**Task goal**
The data below should be printed in full, exactly, and without any of its images.

**Material provided**
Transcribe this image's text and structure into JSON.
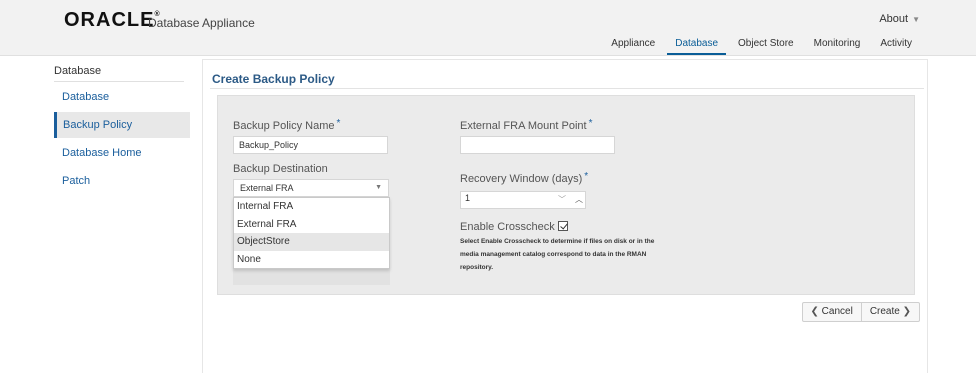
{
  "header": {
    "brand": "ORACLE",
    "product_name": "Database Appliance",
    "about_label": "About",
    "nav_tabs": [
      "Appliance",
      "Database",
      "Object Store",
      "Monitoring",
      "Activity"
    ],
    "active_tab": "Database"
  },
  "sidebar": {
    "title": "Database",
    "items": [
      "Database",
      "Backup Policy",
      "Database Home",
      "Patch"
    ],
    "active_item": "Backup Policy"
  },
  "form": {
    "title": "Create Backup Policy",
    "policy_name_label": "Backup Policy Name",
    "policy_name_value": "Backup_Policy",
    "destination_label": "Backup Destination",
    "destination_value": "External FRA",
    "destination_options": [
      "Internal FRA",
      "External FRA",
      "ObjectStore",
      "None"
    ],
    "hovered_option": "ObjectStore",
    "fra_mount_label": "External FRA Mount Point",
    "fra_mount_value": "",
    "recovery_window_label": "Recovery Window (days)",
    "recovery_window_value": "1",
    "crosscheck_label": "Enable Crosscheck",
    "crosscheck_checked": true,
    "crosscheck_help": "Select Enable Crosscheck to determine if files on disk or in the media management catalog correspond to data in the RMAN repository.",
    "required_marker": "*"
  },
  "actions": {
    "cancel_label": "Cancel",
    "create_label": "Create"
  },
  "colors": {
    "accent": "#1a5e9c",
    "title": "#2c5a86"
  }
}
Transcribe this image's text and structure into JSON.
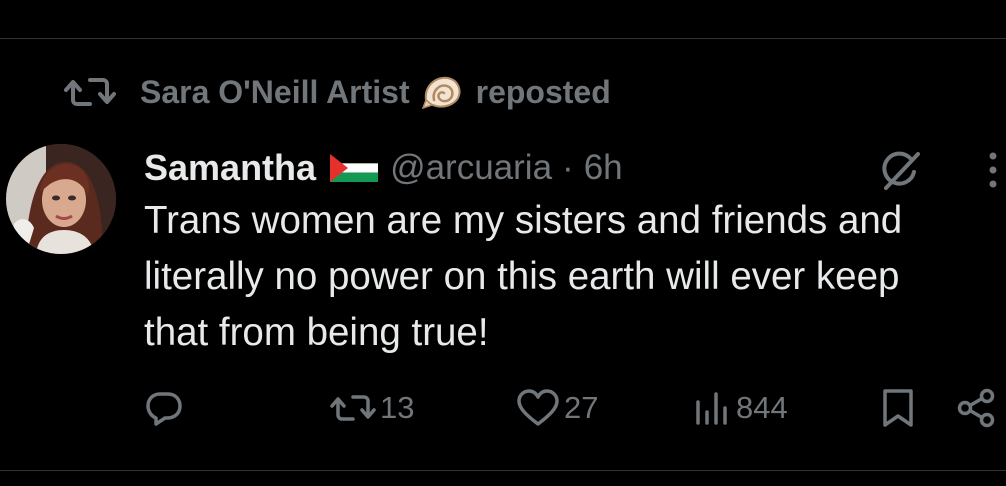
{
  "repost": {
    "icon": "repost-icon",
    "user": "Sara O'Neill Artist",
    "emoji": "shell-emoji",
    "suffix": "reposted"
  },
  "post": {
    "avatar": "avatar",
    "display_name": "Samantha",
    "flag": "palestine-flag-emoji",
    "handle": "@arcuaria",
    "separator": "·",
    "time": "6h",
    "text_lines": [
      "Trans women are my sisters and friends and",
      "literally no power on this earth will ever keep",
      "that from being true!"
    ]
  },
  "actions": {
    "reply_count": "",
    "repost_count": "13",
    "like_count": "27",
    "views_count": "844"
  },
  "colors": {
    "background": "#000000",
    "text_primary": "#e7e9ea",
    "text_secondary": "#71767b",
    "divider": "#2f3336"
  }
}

**Result of this exercise**
Transcribe this image's text and structure into JSON.
{
  "header": {
    "brand": "ORACLE",
    "product_name": "Database Appliance",
    "about_label": "About",
    "nav_tabs": [
      "Appliance",
      "Database",
      "Object Store",
      "Monitoring",
      "Activity"
    ],
    "active_tab": "Database"
  },
  "sidebar": {
    "title": "Database",
    "items": [
      "Database",
      "Backup Policy",
      "Database Home",
      "Patch"
    ],
    "active_item": "Backup Policy"
  },
  "form": {
    "title": "Create Backup Policy",
    "policy_name_label": "Backup Policy Name",
    "policy_name_value": "Backup_Policy",
    "destination_label": "Backup Destination",
    "destination_value": "External FRA",
    "destination_options": [
      "Internal FRA",
      "External FRA",
      "ObjectStore",
      "None"
    ],
    "hovered_option": "ObjectStore",
    "fra_mount_label": "External FRA Mount Point",
    "fra_mount_value": "",
    "recovery_window_label": "Recovery Window (days)",
    "recovery_window_value": "1",
    "crosscheck_label": "Enable Crosscheck",
    "crosscheck_checked": true,
    "crosscheck_help": "Select Enable Crosscheck to determine if files on disk or in the media management catalog correspond to data in the RMAN repository.",
    "required_marker": "*"
  },
  "actions": {
    "cancel_label": "Cancel",
    "create_label": "Create"
  },
  "colors": {
    "accent": "#1a5e9c",
    "title": "#2c5a86"
  }
}
Transcribe this image's text and structure into JSON.
{
  "repost": {
    "icon": "repost-icon",
    "user": "Sara O'Neill Artist",
    "emoji": "shell-emoji",
    "suffix": "reposted"
  },
  "post": {
    "avatar": "avatar",
    "display_name": "Samantha",
    "flag": "palestine-flag-emoji",
    "handle": "@arcuaria",
    "separator": "·",
    "time": "6h",
    "text_lines": [
      "Trans women are my sisters and friends and",
      "literally no power on this earth will ever keep",
      "that from being true!"
    ]
  },
  "actions": {
    "reply_count": "",
    "repost_count": "13",
    "like_count": "27",
    "views_count": "844"
  },
  "colors": {
    "background": "#000000",
    "text_primary": "#e7e9ea",
    "text_secondary": "#71767b",
    "divider": "#2f3336"
  }
}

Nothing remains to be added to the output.